##### LISTED ENTRIES #####
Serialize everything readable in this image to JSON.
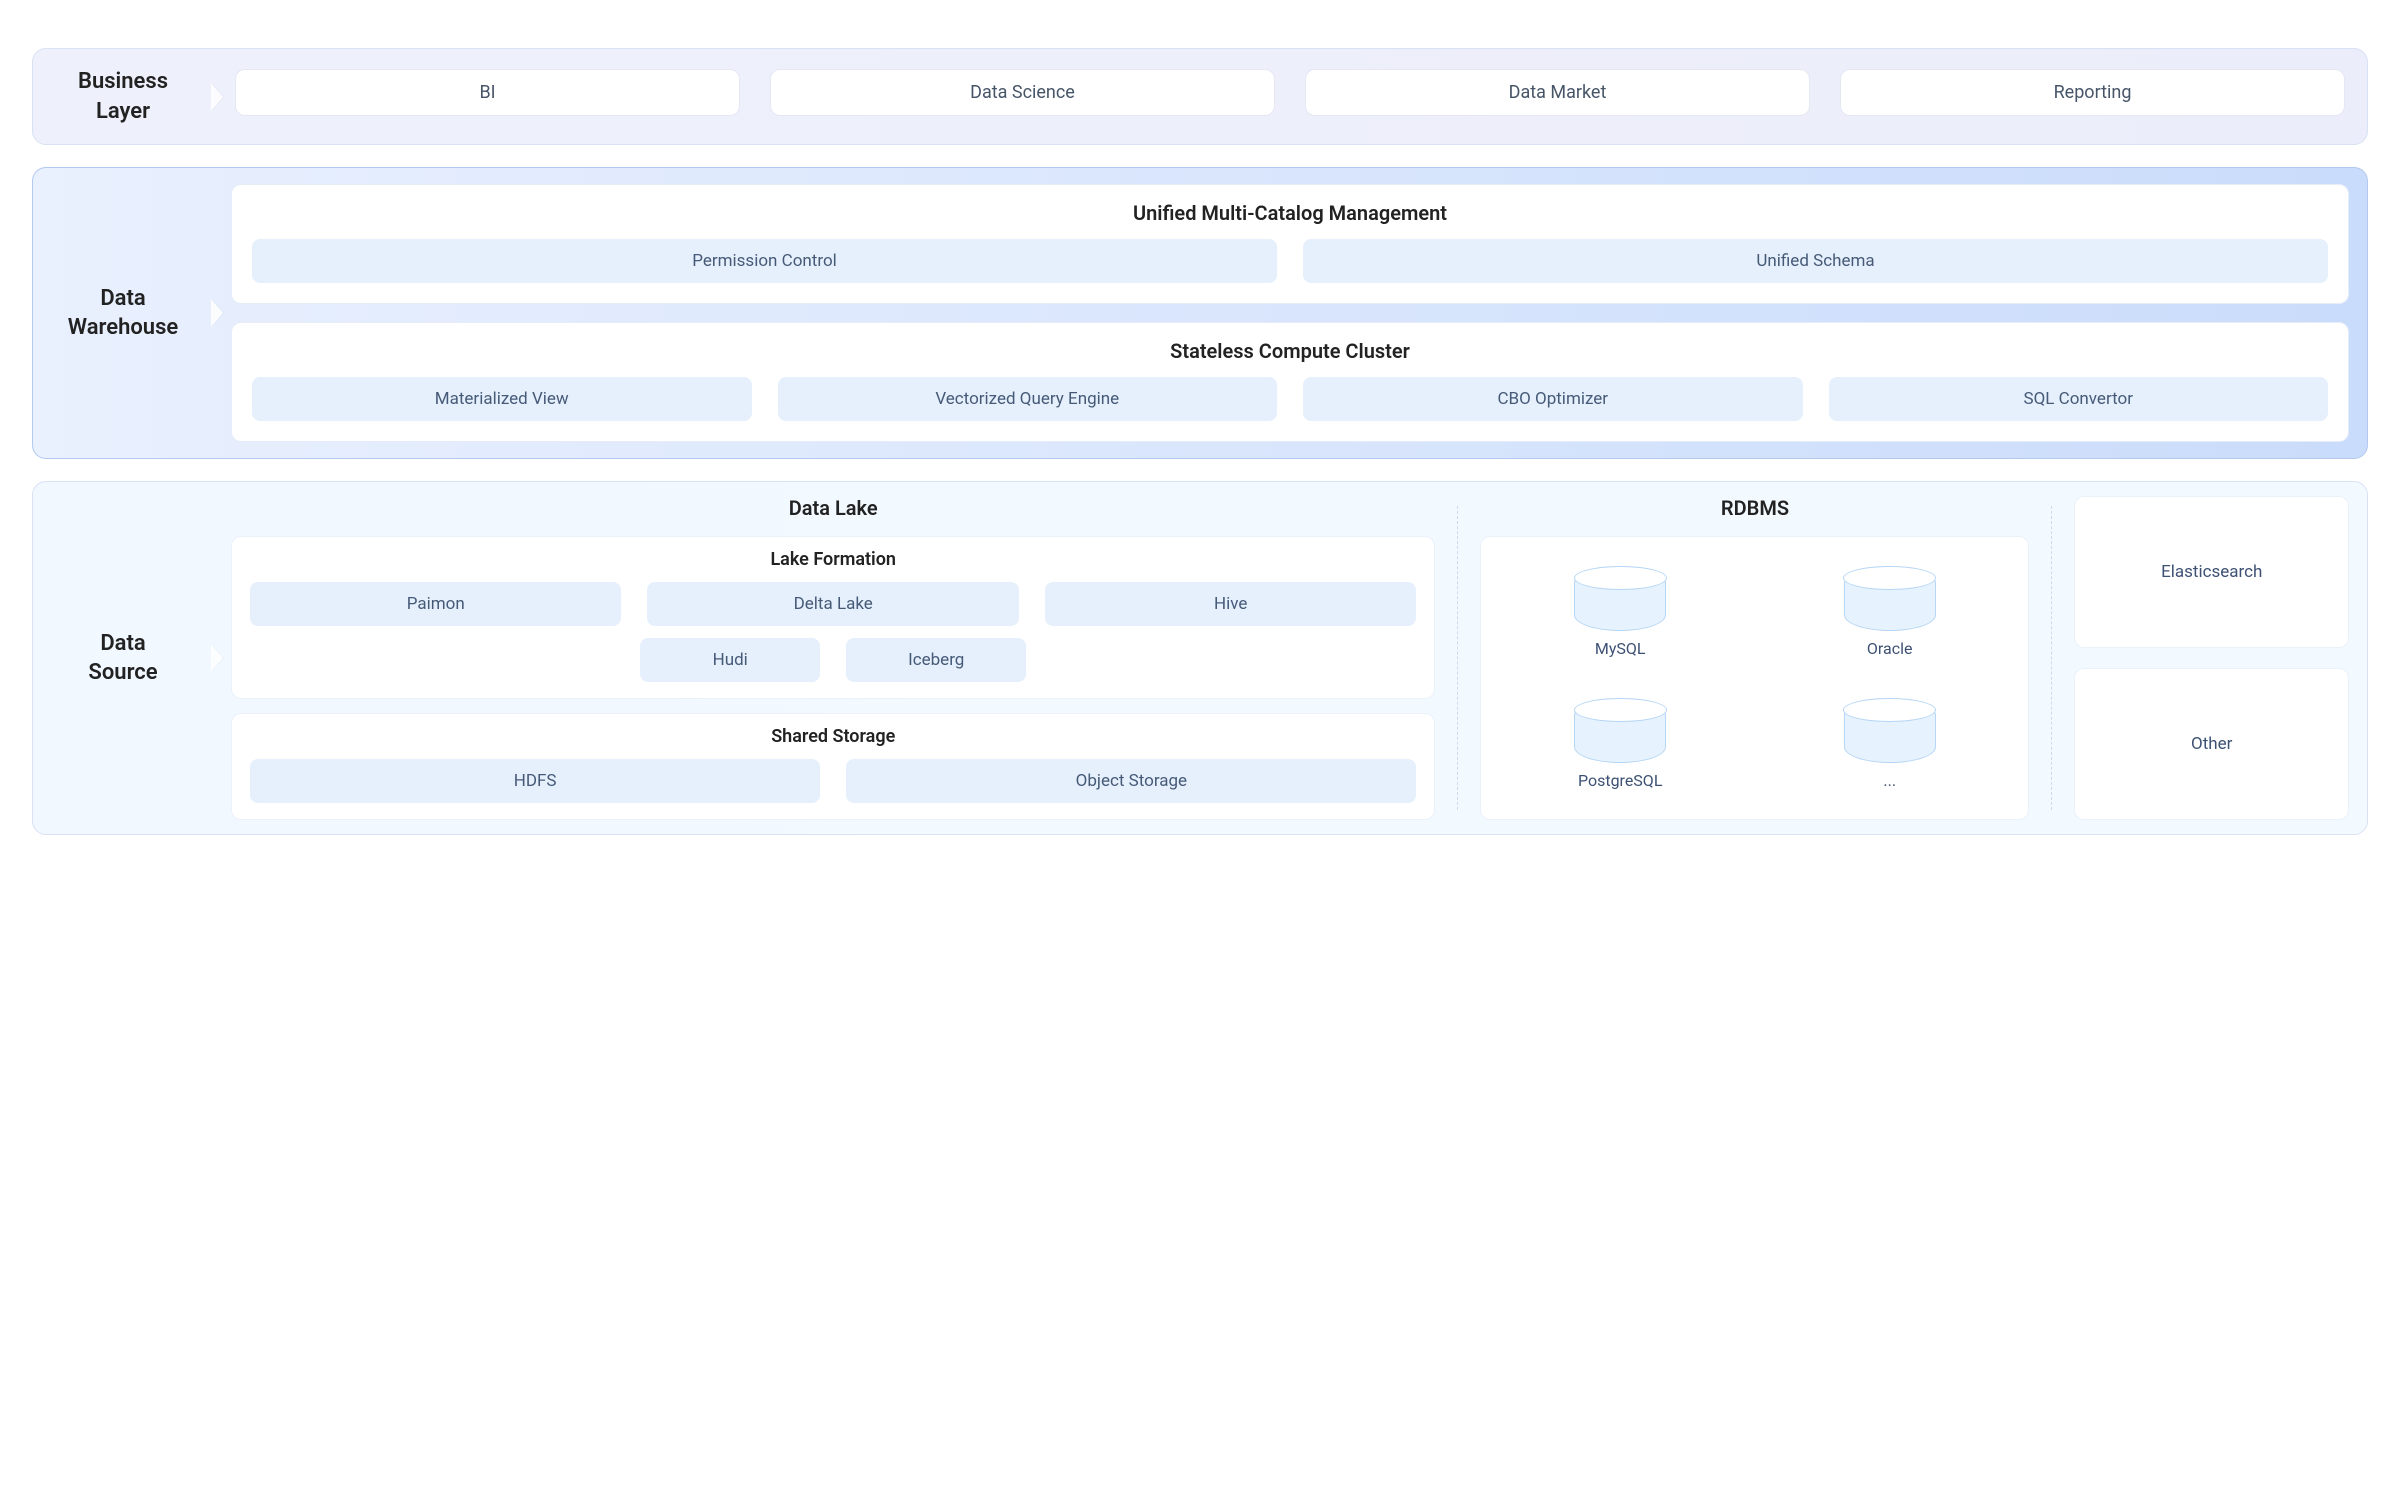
{
  "business_layer": {
    "label": "Business\nLayer",
    "items": [
      "BI",
      "Data Science",
      "Data Market",
      "Reporting"
    ]
  },
  "data_warehouse": {
    "label": "Data\nWarehouse",
    "catalog": {
      "title": "Unified Multi-Catalog Management",
      "items": [
        "Permission Control",
        "Unified Schema"
      ]
    },
    "compute": {
      "title": "Stateless Compute Cluster",
      "items": [
        "Materialized View",
        "Vectorized Query Engine",
        "CBO Optimizer",
        "SQL Convertor"
      ]
    }
  },
  "data_source": {
    "label": "Data\nSource",
    "data_lake": {
      "title": "Data Lake",
      "lake_formation": {
        "title": "Lake Formation",
        "row1": [
          "Paimon",
          "Delta Lake",
          "Hive"
        ],
        "row2": [
          "Hudi",
          "Iceberg"
        ]
      },
      "shared_storage": {
        "title": "Shared Storage",
        "items": [
          "HDFS",
          "Object Storage"
        ]
      }
    },
    "rdbms": {
      "title": "RDBMS",
      "items": [
        "MySQL",
        "Oracle",
        "PostgreSQL",
        "..."
      ]
    },
    "side": {
      "items": [
        "Elasticsearch",
        "Other"
      ]
    }
  }
}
#####
### WRITTEN EXERCISE:
Make a verbatim copy of all the entries and strip out the pictures.

### ANSWER TO THIS PROBLEM:
Serialize everything readable in this image to JSON.
{
  "business_layer": {
    "label": "Business\nLayer",
    "items": [
      "BI",
      "Data Science",
      "Data Market",
      "Reporting"
    ]
  },
  "data_warehouse": {
    "label": "Data\nWarehouse",
    "catalog": {
      "title": "Unified Multi-Catalog Management",
      "items": [
        "Permission Control",
        "Unified Schema"
      ]
    },
    "compute": {
      "title": "Stateless Compute Cluster",
      "items": [
        "Materialized View",
        "Vectorized Query Engine",
        "CBO Optimizer",
        "SQL Convertor"
      ]
    }
  },
  "data_source": {
    "label": "Data\nSource",
    "data_lake": {
      "title": "Data Lake",
      "lake_formation": {
        "title": "Lake Formation",
        "row1": [
          "Paimon",
          "Delta Lake",
          "Hive"
        ],
        "row2": [
          "Hudi",
          "Iceberg"
        ]
      },
      "shared_storage": {
        "title": "Shared Storage",
        "items": [
          "HDFS",
          "Object Storage"
        ]
      }
    },
    "rdbms": {
      "title": "RDBMS",
      "items": [
        "MySQL",
        "Oracle",
        "PostgreSQL",
        "..."
      ]
    },
    "side": {
      "items": [
        "Elasticsearch",
        "Other"
      ]
    }
  }
}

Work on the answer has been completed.